Look through the listing below and report how many lines contain "Station", as a bare number.
━━━ Record extracts
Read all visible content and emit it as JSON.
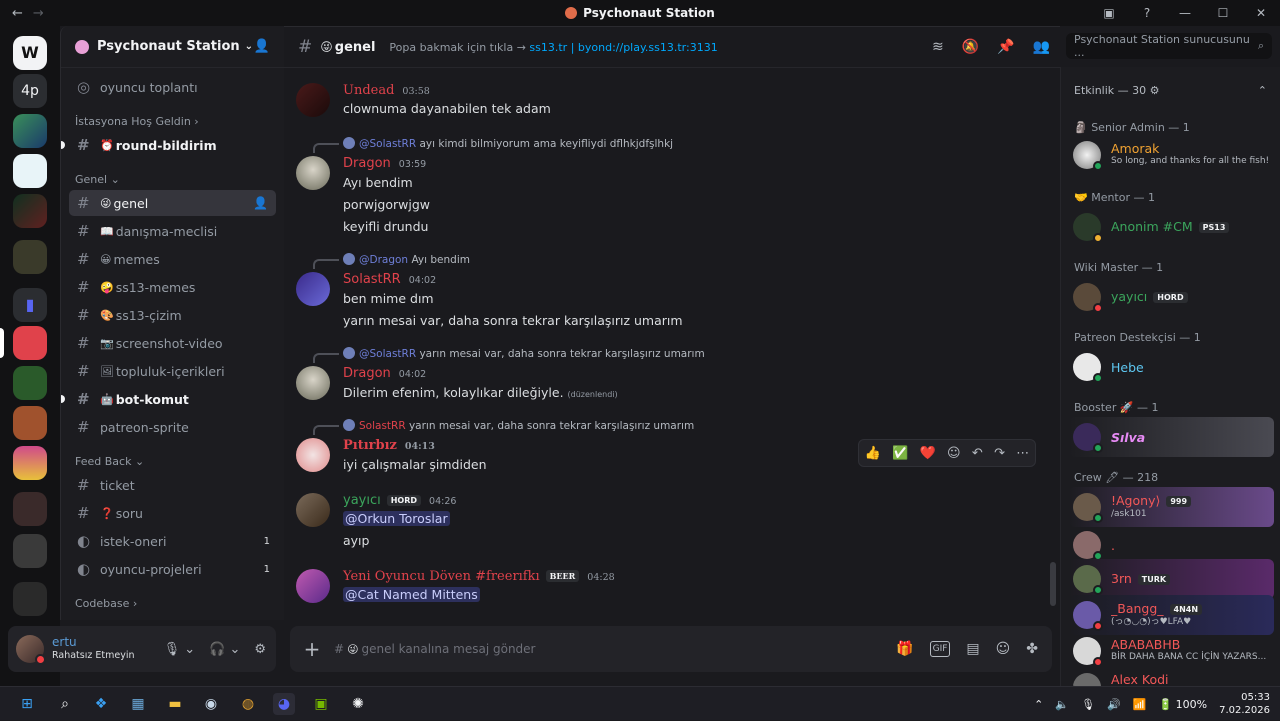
{
  "window": {
    "title": "Psychonaut Station",
    "back": "←",
    "forward": "→"
  },
  "server": {
    "name": "Psychonaut Station",
    "invite_icon": "add-person-icon"
  },
  "channels": [
    {
      "type": "voice",
      "label": "oyuncu toplantı"
    },
    {
      "type": "category",
      "label": "İstasyona Hoş Geldin ›"
    },
    {
      "type": "text",
      "emoji": "⏰",
      "label": "round-bildirim",
      "bold": true,
      "unread": true
    },
    {
      "type": "category",
      "label": "Genel ⌄"
    },
    {
      "type": "text",
      "emoji": "😜",
      "label": "genel",
      "active": true
    },
    {
      "type": "text",
      "emoji": "📖",
      "label": "danışma-meclisi"
    },
    {
      "type": "text",
      "emoji": "😀",
      "label": "memes"
    },
    {
      "type": "text",
      "emoji": "🤪",
      "label": "ss13-memes"
    },
    {
      "type": "text",
      "emoji": "🎨",
      "label": "ss13-çizim"
    },
    {
      "type": "text",
      "emoji": "📷",
      "label": "screenshot-video"
    },
    {
      "type": "text",
      "emoji": "🖼",
      "label": "topluluk-içerikleri"
    },
    {
      "type": "text",
      "emoji": "🤖",
      "label": "bot-komut",
      "bold": true,
      "unread": true
    },
    {
      "type": "text",
      "emoji": "",
      "label": "patreon-sprite"
    },
    {
      "type": "category",
      "label": "Feed Back ⌄"
    },
    {
      "type": "text",
      "emoji": "",
      "label": "ticket"
    },
    {
      "type": "text",
      "emoji": "❓",
      "label": "soru"
    },
    {
      "type": "forum",
      "emoji": "",
      "label": "istek-oneri",
      "count": "1"
    },
    {
      "type": "forum",
      "emoji": "",
      "label": "oyuncu-projeleri",
      "count": "1"
    },
    {
      "type": "category",
      "label": "Codebase ›"
    }
  ],
  "user": {
    "name": "ertu",
    "status": "Rahatsız Etmeyin"
  },
  "chat": {
    "channel": "genel",
    "channel_emoji": "😜",
    "topic_prefix": "Popa bakmak için tıkla → ",
    "topic_link": "ss13.tr | byond://play.ss13.tr:3131",
    "search_placeholder": "Psychonaut Station sunucusunu ...",
    "composer_placeholder": "genel kanalına mesaj gönder"
  },
  "messages": [
    {
      "user": "Undead",
      "color": "#e0424b",
      "time": "03:58",
      "lines": [
        "clownuma dayanabilen tek adam"
      ]
    },
    {
      "reply_to": "@SolastRR",
      "reply_text": "ayı kimdi bilmiyorum ama keyifliydi dflhkjdfşlhkj",
      "user": "Dragon",
      "color": "#e0424b",
      "time": "03:59",
      "lines": [
        "Ayı bendim",
        "porwjgorwjgw",
        "keyifli drundu"
      ]
    },
    {
      "reply_to": "@Dragon",
      "reply_text": "Ayı bendim",
      "user": "SolastRR",
      "color": "#e0424b",
      "time": "04:02",
      "lines": [
        "ben mime dım",
        "yarın mesai var, daha sonra tekrar karşılaşırız umarım"
      ]
    },
    {
      "reply_to": "@SolastRR",
      "reply_text": "yarın mesai var, daha sonra tekrar karşılaşırız umarım",
      "user": "Dragon",
      "color": "#e0424b",
      "time": "04:02",
      "lines": [
        "Dilerim efenim, kolaylıkar dileğiyle."
      ],
      "edited": "(düzenlendi)"
    },
    {
      "reply_to": "SolastRR",
      "reply_text": "yarın mesai var, daha sonra tekrar karşılaşırız umarım",
      "user": "Pıtırbız",
      "color": "#e0424b",
      "time": "04:13",
      "lines": [
        "iyi çalışmalar şimdiden"
      ]
    },
    {
      "user": "yayıcı",
      "color": "#3ba55c",
      "badge": "HORD",
      "time": "04:26",
      "mention": "@Orkun Toroslar",
      "lines": [
        "ayıp"
      ]
    },
    {
      "user": "Yeni Oyuncu Döven #freerıfkı",
      "color": "#e0424b",
      "badge": "BEER",
      "time": "04:28",
      "mention": "@Cat Named Mittens",
      "lines": []
    }
  ],
  "reactions": [
    "👍",
    "✅",
    "❤️",
    "☺",
    "↶",
    "↷",
    "⋯"
  ],
  "members": {
    "activity": "Etkinlik — 30",
    "groups": [
      {
        "label": "Senior Admin — 1",
        "emoji": "🗿"
      },
      {
        "label": "Mentor — 1",
        "emoji": "🤝"
      },
      {
        "label": "Wiki Master — 1",
        "emoji": ""
      },
      {
        "label": "Patreon Destekçisi — 1",
        "emoji": ""
      },
      {
        "label": "Booster 🚀 — 1",
        "emoji": ""
      },
      {
        "label": "Crew 🖊 — 218",
        "emoji": ""
      }
    ],
    "people": [
      {
        "name": "Amorak",
        "sub": "So long, and thanks for all the fish!",
        "color": "#f0a232"
      },
      {
        "name": "Anonim #CM",
        "badge": "PS13",
        "color": "#3ba55c"
      },
      {
        "name": "yayıcı",
        "badge": "HORD",
        "color": "#3ba55c"
      },
      {
        "name": "Hebe",
        "color": "#5ec8f2"
      },
      {
        "name": "Sılva",
        "color": "#e78bf5"
      },
      {
        "name": "!Agony⟩",
        "badge": "999",
        "sub": "/ask101",
        "color": "#f25858"
      },
      {
        "name": ".",
        "color": "#f25858"
      },
      {
        "name": "3rn",
        "badge": "TURK",
        "color": "#f25858"
      },
      {
        "name": "_Bangg_",
        "badge": "4N4N",
        "sub": "(っ◔◡◔)っ♥LFA♥",
        "color": "#f25858"
      },
      {
        "name": "ABABABHB",
        "sub": "BİR DAHA BANA CC İÇİN YAZARS...",
        "color": "#f25858"
      },
      {
        "name": "Alex Kodi",
        "color": "#f25858"
      }
    ]
  },
  "taskbar": {
    "battery": "100%",
    "time": "05:33",
    "date": "7.02.2026"
  }
}
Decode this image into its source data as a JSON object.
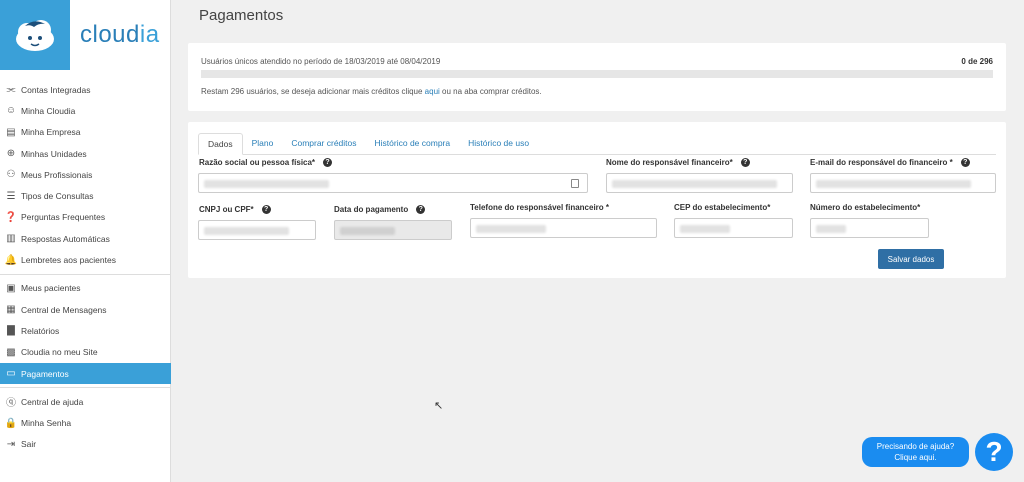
{
  "brand": {
    "name_prefix": "cloud",
    "name_suffix": "ia"
  },
  "sidebar": {
    "groups": [
      [
        {
          "label": "Contas Integradas",
          "icon": "share-icon"
        },
        {
          "label": "Minha Cloudia",
          "icon": "bot-face-icon"
        },
        {
          "label": "Minha Empresa",
          "icon": "store-icon"
        },
        {
          "label": "Minhas Unidades",
          "icon": "plus-circle-icon"
        },
        {
          "label": "Meus Profissionais",
          "icon": "people-icon"
        },
        {
          "label": "Tipos de Consultas",
          "icon": "list-icon"
        },
        {
          "label": "Perguntas Frequentes",
          "icon": "question-box-icon"
        },
        {
          "label": "Respostas Automáticas",
          "icon": "message-icon"
        },
        {
          "label": "Lembretes aos pacientes",
          "icon": "bell-icon"
        }
      ],
      [
        {
          "label": "Meus pacientes",
          "icon": "contact-card-icon"
        },
        {
          "label": "Central de Mensagens",
          "icon": "chat-icon"
        },
        {
          "label": "Relatórios",
          "icon": "chart-icon"
        },
        {
          "label": "Cloudia no meu Site",
          "icon": "widgets-icon"
        },
        {
          "label": "Pagamentos",
          "icon": "credit-card-icon",
          "active": true
        }
      ],
      [
        {
          "label": "Central de ajuda",
          "icon": "help-circle-icon"
        },
        {
          "label": "Minha Senha",
          "icon": "lock-icon"
        },
        {
          "label": "Sair",
          "icon": "logout-icon"
        }
      ]
    ]
  },
  "page": {
    "title": "Pagamentos"
  },
  "credits": {
    "period_text": "Usuários únicos atendido no período de 18/03/2019 até 08/04/2019",
    "count_text": "0 de 296",
    "progress_fraction": 0,
    "remain_prefix": "Restam 296 usuários, se deseja adicionar mais créditos clique ",
    "remain_link": "aqui",
    "remain_suffix": " ou na aba comprar créditos."
  },
  "tabs": [
    "Dados",
    "Plano",
    "Comprar créditos",
    "Histórico de compra",
    "Histórico de uso"
  ],
  "form": {
    "razao_label": "Razão social ou pessoa física*",
    "responsavel_label": "Nome do responsável financeiro*",
    "email_label": "E-mail do responsável do financeiro *",
    "cnpj_label": "CNPJ ou CPF*",
    "data_label": "Data do pagamento",
    "telefone_label": "Telefone do responsável financeiro *",
    "cep_label": "CEP do estabelecimento*",
    "numero_label": "Número do estabelecimento*",
    "save_label": "Salvar dados"
  },
  "help": {
    "line1": "Precisando de ajuda?",
    "line2": "Clique aqui.",
    "icon_glyph": "?"
  }
}
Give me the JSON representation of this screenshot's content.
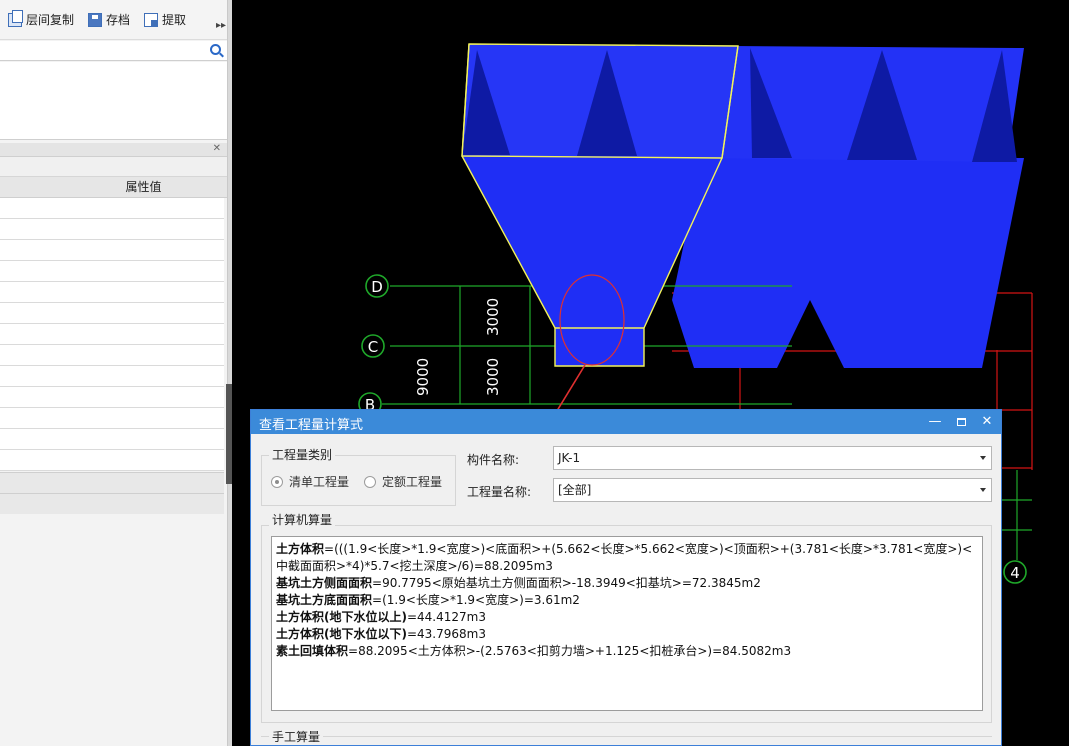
{
  "toolbar": {
    "copy_label": "层间复制",
    "save_label": "存档",
    "extract_label": "提取"
  },
  "properties": {
    "column_value": "属性值"
  },
  "viewport": {
    "axis_labels": [
      "D",
      "C",
      "B",
      "4"
    ],
    "dimensions": [
      "3000",
      "3000",
      "9000"
    ]
  },
  "dialog": {
    "title": "查看工程量计算式",
    "type_group": "工程量类别",
    "radio_bill": "清单工程量",
    "radio_quota": "定额工程量",
    "component_label": "构件名称:",
    "component_value": "JK-1",
    "quantity_label": "工程量名称:",
    "quantity_value": "[全部]",
    "calc_group": "计算机算量",
    "manual_group": "手工算量",
    "lines": [
      {
        "name": "土方体积",
        "expr": "=(((1.9<长度>*1.9<宽度>)<底面积>+(5.662<长度>*5.662<宽度>)<顶面积>+(3.781<长度>*3.781<宽度>)<中截面面积>*4)*5.7<挖土深度>/6)=88.2095m3"
      },
      {
        "name": "基坑土方侧面面积",
        "expr": "=90.7795<原始基坑土方侧面面积>-18.3949<扣基坑>=72.3845m2"
      },
      {
        "name": "基坑土方底面面积",
        "expr": "=(1.9<长度>*1.9<宽度>)=3.61m2"
      },
      {
        "name": "土方体积(地下水位以上)",
        "expr": "=44.4127m3"
      },
      {
        "name": "土方体积(地下水位以下)",
        "expr": "=43.7968m3"
      },
      {
        "name": "素土回填体积",
        "expr": "=88.2095<土方体积>-(2.5763<扣剪力墙>+1.125<扣桩承台>)=84.5082m3"
      }
    ]
  },
  "colors": {
    "title_bar": "#3b8ad9",
    "solid_blue": "#1f2ef5",
    "grid_green": "#1fa82a",
    "grid_red": "#d41414",
    "highlight_yellow": "#f3f35a",
    "annotation_red": "#e03030"
  }
}
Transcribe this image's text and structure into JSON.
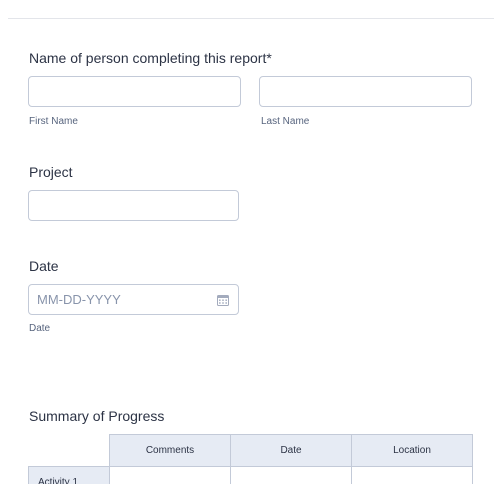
{
  "form": {
    "name_field": {
      "label": "Name of person completing this report*",
      "first_value": "",
      "last_value": "",
      "first_sublabel": "First Name",
      "last_sublabel": "Last Name"
    },
    "project_field": {
      "label": "Project",
      "value": ""
    },
    "date_field": {
      "label": "Date",
      "placeholder": "MM-DD-YYYY",
      "sublabel": "Date",
      "icon": "calendar-icon"
    },
    "summary": {
      "label": "Summary of Progress",
      "columns": [
        "Comments",
        "Date",
        "Location"
      ],
      "rows": [
        "Activity 1"
      ]
    }
  },
  "colors": {
    "border": "#c3cad8",
    "header_bg": "#e6ebf4",
    "text": "#2c3345",
    "sublabel": "#57647e",
    "placeholder": "#8894ab"
  }
}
━━━━━━
Exercise solution - 3